What needs to be done:
Locate each line below that includes "هجرة" and reproduce it.

Dataset entries:
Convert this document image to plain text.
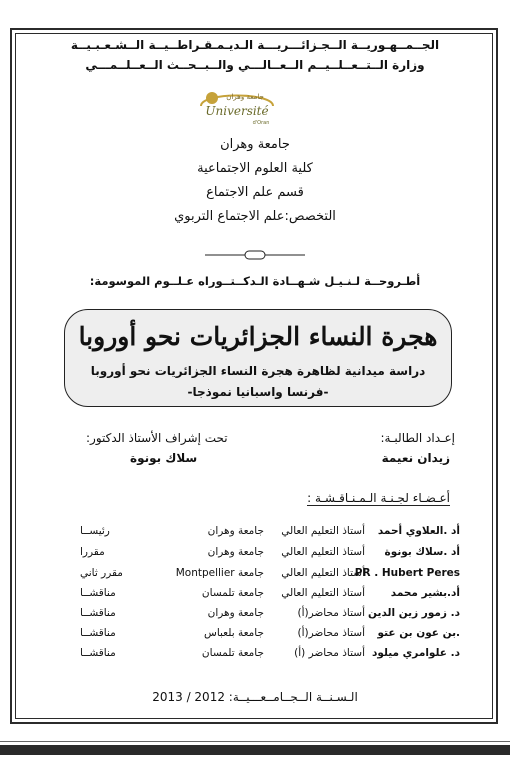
الجــمــهـوريــة الــجـزائـــريـــة الـديـمـقـراطــيــة الــشـعـبـيــة
وزارة الــتــعــلــيــم الــعــالـــي والــبــحــث الــعــلــمـــي
جامعة وهران
Université
d'Oran
جامعة وهران
كلية العلوم الاجتماعية
قسم علم الاجتماع
التخصص:علم الاجتماع التربوي
أطـروحــة لـنـيـل شـهــادة الـدكــتــوراه عـلــوم الموسومة:
هجرة النساء الجزائريات نحو أوروبا
دراسة ميدانية لظاهرة هجرة النساء الجزائريات نحو أوروبا
-فرنسا واسبانيا نموذجا-
إعـداد الطالبـة:
زيدان نعيمة
تحت إشراف الأستاذ الدكتور:
سلاك بونوة
أعـضـاء لجـنـة الـمـنـاقـشـة :
أد .العلاوي أحمد
أستاذ التعليم العالي
جامعة وهران
رئيســا
أد .سلاك بونوة
أستاذ التعليم العالي
جامعة وهران
مقررا
PR . Hubert Peres
أستاذ التعليم العالي
جامعة Montpellier
مقرر ثاني
أد.بشير محمد
أستاذ التعليم العالي
جامعة تلمسان
مناقشــا
د. زمور زين الدين
أستاذ محاضر(أ)
جامعة وهران
مناقشــا
.بن عون بن عتو
أستاذ محاضر(أ)
جامعة بلعباس
مناقشــا
د. علوامري ميلود
أستاذ محاضر (أ)
جامعة تلمسان
مناقشــا
الـسـنــة الــجــامــعـــيــة: 2012 / 2013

Output below:
هجرة النساء الجزائريات نحو أوروبا
دراسة ميدانية لظاهرة هجرة النساء الجزائريات نحو أوروبا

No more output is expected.